**BRIEF**
Provide only the number of lines in the following data that contain "schuldig".

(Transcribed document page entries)
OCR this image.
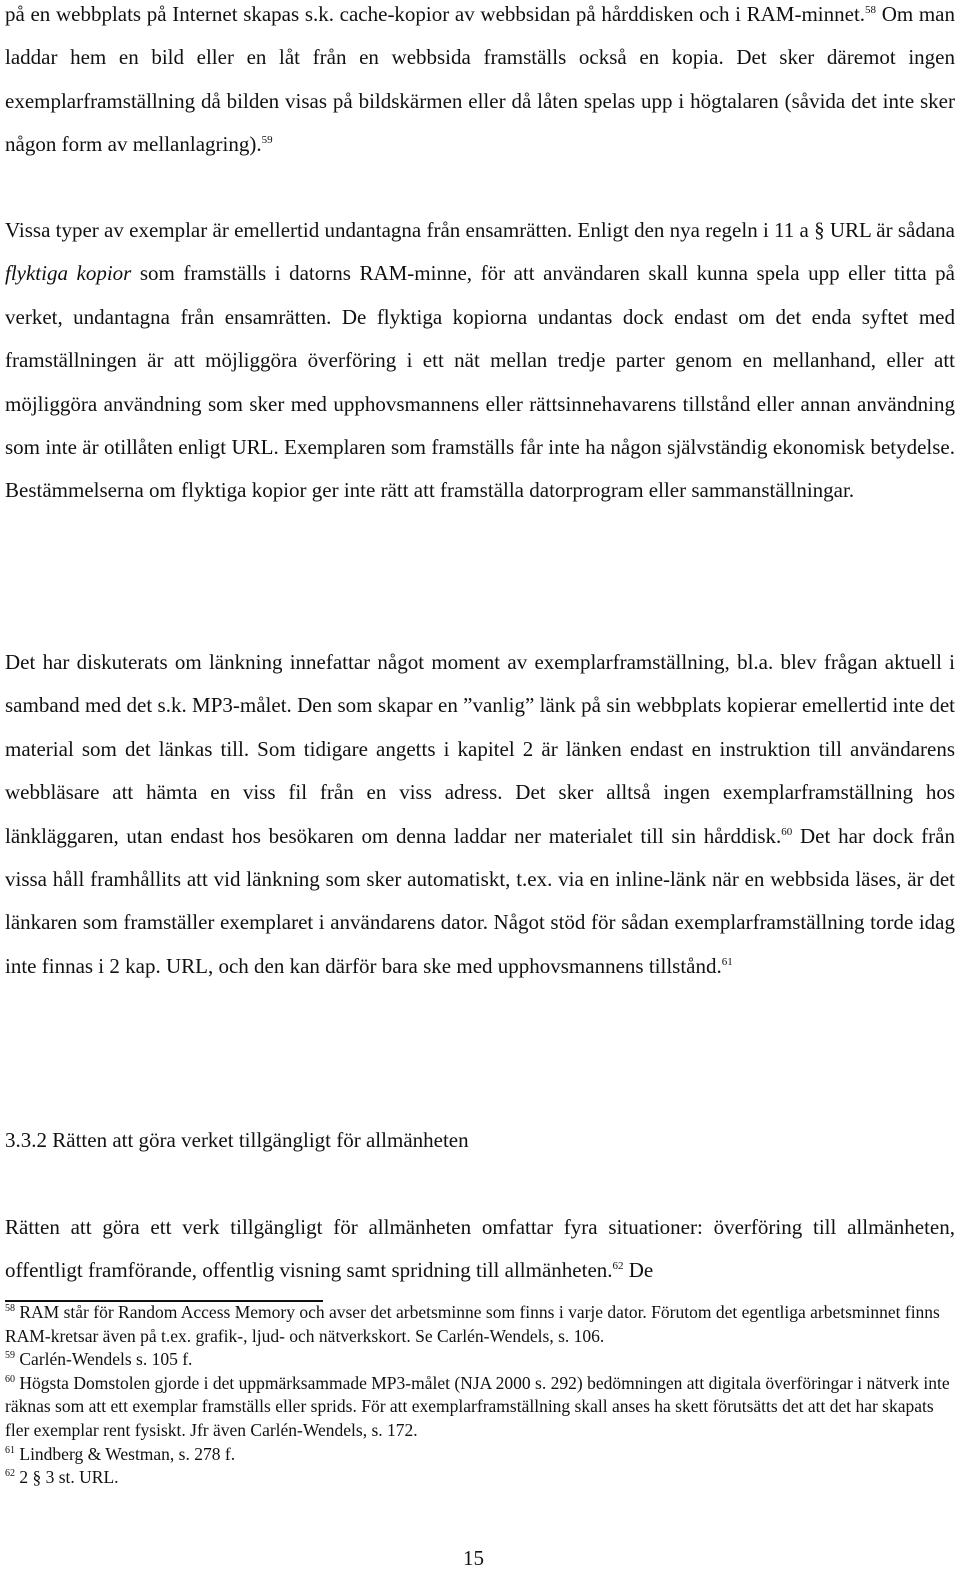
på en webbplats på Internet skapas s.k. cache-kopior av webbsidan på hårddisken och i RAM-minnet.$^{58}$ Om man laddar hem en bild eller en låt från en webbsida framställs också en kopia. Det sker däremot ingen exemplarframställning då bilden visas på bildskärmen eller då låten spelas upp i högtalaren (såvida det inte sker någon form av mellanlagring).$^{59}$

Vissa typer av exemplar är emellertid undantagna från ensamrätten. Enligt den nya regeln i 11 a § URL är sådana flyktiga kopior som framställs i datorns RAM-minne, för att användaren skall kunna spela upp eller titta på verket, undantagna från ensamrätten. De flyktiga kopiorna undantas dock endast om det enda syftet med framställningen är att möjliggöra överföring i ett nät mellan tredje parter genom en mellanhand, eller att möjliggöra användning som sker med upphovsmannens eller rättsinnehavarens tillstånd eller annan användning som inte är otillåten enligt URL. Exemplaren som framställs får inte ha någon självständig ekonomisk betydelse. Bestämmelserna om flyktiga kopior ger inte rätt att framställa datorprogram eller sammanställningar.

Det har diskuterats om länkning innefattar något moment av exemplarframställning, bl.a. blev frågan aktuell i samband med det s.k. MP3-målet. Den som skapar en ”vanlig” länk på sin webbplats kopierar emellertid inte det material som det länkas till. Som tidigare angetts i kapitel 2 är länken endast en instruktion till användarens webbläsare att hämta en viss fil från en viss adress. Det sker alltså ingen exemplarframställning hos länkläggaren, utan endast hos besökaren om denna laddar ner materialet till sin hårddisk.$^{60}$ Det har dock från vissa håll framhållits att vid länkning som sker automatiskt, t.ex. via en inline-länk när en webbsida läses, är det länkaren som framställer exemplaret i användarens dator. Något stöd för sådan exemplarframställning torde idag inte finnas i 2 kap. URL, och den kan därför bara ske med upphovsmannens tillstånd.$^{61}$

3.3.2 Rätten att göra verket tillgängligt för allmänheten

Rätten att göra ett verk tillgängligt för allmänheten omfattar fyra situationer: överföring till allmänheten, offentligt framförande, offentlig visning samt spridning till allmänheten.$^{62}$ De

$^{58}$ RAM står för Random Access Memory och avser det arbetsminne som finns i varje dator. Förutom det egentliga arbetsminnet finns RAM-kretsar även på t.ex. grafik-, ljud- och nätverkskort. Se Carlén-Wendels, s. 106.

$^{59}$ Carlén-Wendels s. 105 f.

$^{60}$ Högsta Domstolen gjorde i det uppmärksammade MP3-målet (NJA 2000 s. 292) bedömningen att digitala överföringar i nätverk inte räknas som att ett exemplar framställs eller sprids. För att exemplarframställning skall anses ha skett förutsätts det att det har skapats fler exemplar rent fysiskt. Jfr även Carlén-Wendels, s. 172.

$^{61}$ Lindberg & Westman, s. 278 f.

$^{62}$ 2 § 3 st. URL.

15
* * *
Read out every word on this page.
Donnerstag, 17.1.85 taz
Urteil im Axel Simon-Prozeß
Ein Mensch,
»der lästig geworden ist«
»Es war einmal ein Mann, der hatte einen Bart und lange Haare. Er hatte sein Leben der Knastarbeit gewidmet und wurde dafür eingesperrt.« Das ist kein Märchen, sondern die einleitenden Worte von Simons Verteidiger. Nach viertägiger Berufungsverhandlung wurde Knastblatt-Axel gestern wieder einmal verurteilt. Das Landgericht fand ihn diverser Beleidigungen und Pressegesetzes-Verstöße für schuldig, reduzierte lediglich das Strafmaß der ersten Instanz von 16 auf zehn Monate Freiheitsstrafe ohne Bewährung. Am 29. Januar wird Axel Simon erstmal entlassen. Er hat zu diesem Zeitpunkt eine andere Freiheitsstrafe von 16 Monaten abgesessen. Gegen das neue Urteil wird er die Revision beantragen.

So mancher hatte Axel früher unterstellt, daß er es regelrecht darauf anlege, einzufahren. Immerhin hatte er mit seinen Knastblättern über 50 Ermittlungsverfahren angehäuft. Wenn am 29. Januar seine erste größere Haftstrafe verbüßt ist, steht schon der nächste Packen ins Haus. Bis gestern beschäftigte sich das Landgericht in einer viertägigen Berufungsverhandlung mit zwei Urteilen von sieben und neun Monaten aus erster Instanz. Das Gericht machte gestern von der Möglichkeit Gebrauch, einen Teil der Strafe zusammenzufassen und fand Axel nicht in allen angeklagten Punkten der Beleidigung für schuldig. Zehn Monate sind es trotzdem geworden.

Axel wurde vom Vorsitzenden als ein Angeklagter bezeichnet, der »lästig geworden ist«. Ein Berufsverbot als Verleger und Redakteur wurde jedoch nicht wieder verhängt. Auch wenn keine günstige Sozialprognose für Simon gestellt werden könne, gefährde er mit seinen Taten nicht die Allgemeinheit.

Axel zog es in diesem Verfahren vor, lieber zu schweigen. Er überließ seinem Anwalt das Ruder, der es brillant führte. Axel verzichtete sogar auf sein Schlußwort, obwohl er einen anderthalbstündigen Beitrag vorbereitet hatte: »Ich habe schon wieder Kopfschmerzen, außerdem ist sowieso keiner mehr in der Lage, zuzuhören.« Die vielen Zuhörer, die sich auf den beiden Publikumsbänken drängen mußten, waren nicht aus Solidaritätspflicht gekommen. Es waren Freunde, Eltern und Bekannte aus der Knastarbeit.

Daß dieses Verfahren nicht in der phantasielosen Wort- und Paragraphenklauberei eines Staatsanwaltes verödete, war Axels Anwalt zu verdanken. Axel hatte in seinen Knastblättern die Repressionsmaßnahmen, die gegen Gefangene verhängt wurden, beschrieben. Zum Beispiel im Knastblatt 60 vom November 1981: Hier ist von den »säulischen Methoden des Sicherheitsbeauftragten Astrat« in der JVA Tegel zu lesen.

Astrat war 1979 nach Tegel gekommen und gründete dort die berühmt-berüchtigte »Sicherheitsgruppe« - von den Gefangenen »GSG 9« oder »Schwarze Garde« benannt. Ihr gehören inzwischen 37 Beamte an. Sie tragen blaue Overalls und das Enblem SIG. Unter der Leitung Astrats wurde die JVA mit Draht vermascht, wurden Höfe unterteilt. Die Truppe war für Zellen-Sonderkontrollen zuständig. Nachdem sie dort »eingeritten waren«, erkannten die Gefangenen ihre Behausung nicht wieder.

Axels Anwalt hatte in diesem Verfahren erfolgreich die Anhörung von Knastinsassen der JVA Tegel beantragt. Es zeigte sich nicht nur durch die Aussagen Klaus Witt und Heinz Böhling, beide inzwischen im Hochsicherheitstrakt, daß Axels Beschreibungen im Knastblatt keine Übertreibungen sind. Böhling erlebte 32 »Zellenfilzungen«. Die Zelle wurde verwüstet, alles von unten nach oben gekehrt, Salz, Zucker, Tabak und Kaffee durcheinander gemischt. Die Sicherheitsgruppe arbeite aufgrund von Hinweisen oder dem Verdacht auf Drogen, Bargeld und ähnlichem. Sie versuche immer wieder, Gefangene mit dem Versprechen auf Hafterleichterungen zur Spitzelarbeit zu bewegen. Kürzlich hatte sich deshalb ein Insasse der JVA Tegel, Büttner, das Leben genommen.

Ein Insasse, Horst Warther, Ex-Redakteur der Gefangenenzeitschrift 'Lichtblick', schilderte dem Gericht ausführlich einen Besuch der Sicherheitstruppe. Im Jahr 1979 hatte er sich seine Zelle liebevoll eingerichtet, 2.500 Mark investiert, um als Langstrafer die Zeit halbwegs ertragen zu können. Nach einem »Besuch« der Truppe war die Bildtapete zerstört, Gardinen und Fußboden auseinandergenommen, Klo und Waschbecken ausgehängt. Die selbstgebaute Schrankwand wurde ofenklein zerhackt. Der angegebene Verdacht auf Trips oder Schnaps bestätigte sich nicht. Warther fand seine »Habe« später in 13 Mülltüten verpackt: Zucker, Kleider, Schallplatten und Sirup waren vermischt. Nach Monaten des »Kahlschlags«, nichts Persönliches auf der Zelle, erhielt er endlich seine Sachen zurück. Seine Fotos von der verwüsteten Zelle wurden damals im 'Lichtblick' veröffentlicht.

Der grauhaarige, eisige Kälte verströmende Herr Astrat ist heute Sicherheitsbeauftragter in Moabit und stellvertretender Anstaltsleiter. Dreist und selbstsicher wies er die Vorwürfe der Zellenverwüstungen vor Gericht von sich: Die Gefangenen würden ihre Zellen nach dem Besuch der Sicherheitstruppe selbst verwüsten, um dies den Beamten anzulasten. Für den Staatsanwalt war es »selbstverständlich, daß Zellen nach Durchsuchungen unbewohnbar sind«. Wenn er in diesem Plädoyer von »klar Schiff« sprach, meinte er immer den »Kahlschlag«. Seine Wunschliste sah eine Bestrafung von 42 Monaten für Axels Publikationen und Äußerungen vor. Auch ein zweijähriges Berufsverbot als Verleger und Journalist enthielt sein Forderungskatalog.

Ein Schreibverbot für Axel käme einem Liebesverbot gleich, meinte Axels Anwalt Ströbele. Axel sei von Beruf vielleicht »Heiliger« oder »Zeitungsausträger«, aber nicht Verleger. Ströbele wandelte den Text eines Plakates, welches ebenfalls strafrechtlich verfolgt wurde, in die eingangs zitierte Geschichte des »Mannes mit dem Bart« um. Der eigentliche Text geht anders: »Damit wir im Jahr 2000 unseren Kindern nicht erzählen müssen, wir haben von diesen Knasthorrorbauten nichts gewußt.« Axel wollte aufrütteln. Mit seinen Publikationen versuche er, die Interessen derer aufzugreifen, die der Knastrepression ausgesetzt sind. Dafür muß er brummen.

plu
--
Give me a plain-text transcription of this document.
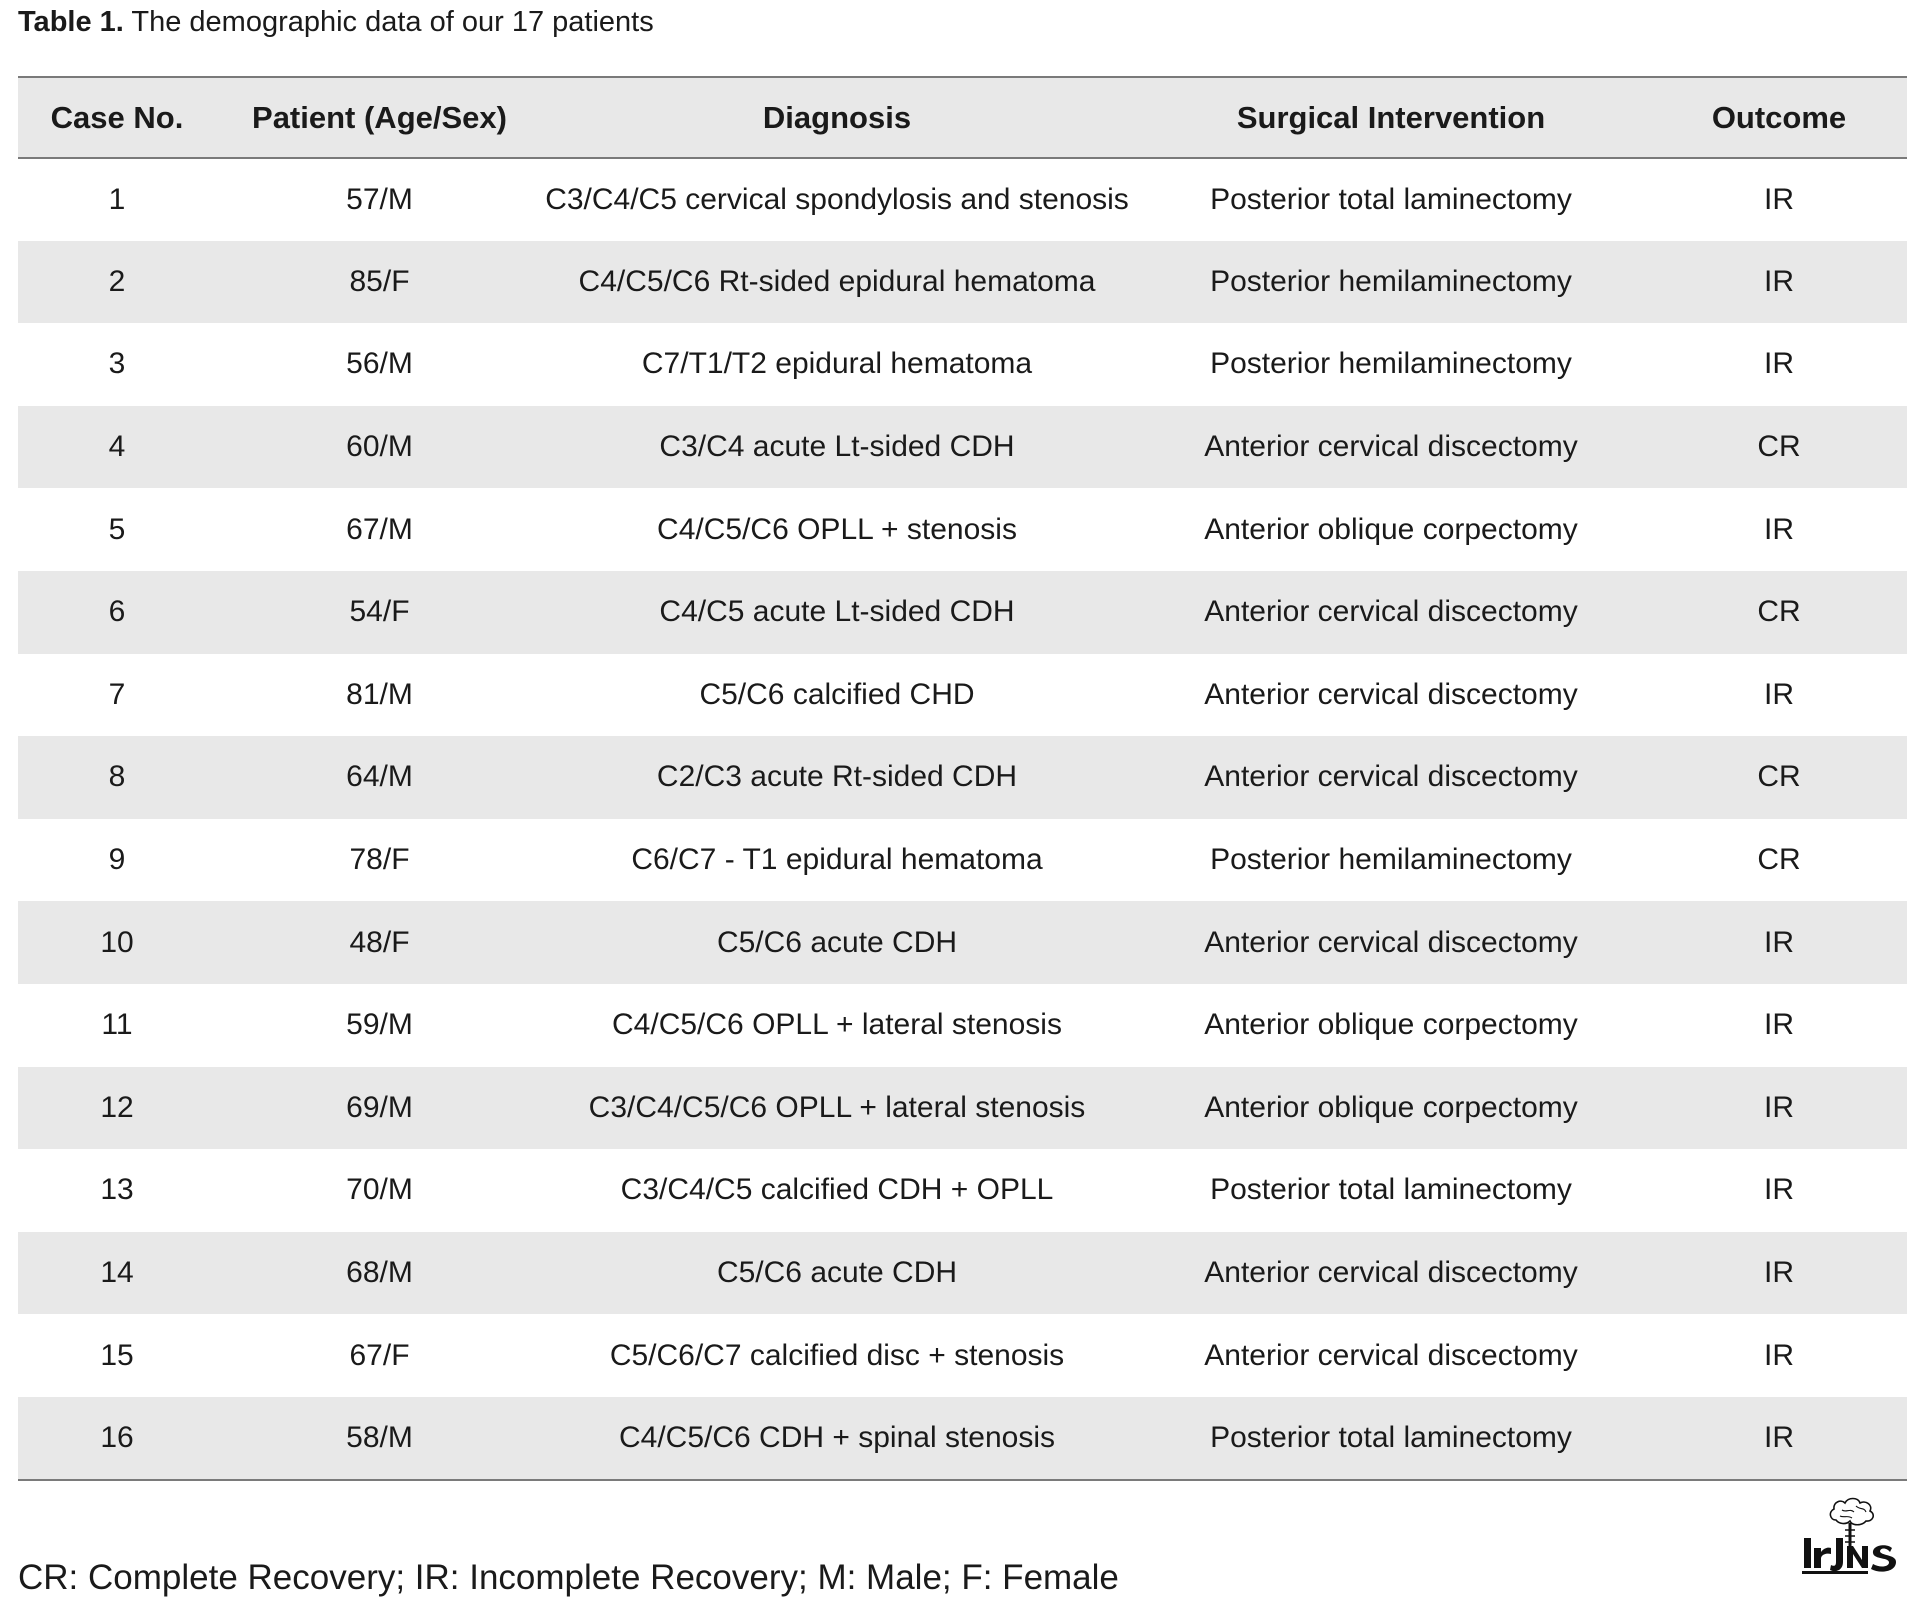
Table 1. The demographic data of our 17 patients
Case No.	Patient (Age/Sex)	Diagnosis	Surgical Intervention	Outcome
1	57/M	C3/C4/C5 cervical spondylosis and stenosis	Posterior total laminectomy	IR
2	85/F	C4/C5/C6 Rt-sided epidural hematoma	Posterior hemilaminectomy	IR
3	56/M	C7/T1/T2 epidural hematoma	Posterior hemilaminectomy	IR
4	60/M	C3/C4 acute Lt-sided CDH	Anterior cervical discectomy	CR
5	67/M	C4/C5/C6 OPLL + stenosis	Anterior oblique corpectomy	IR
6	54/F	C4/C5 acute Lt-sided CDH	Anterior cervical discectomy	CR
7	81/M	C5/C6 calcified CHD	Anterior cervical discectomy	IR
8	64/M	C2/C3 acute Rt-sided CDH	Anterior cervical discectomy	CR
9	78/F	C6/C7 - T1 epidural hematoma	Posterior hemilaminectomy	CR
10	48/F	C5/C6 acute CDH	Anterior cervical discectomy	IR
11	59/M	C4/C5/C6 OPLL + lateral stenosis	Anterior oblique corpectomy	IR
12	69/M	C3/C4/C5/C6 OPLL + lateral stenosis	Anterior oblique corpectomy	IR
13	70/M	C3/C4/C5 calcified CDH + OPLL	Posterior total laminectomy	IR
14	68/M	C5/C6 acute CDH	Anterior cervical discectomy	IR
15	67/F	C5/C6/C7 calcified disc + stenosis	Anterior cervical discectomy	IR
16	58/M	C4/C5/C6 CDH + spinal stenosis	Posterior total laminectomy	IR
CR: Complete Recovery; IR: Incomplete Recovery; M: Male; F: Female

**TASK OUTPUT**
2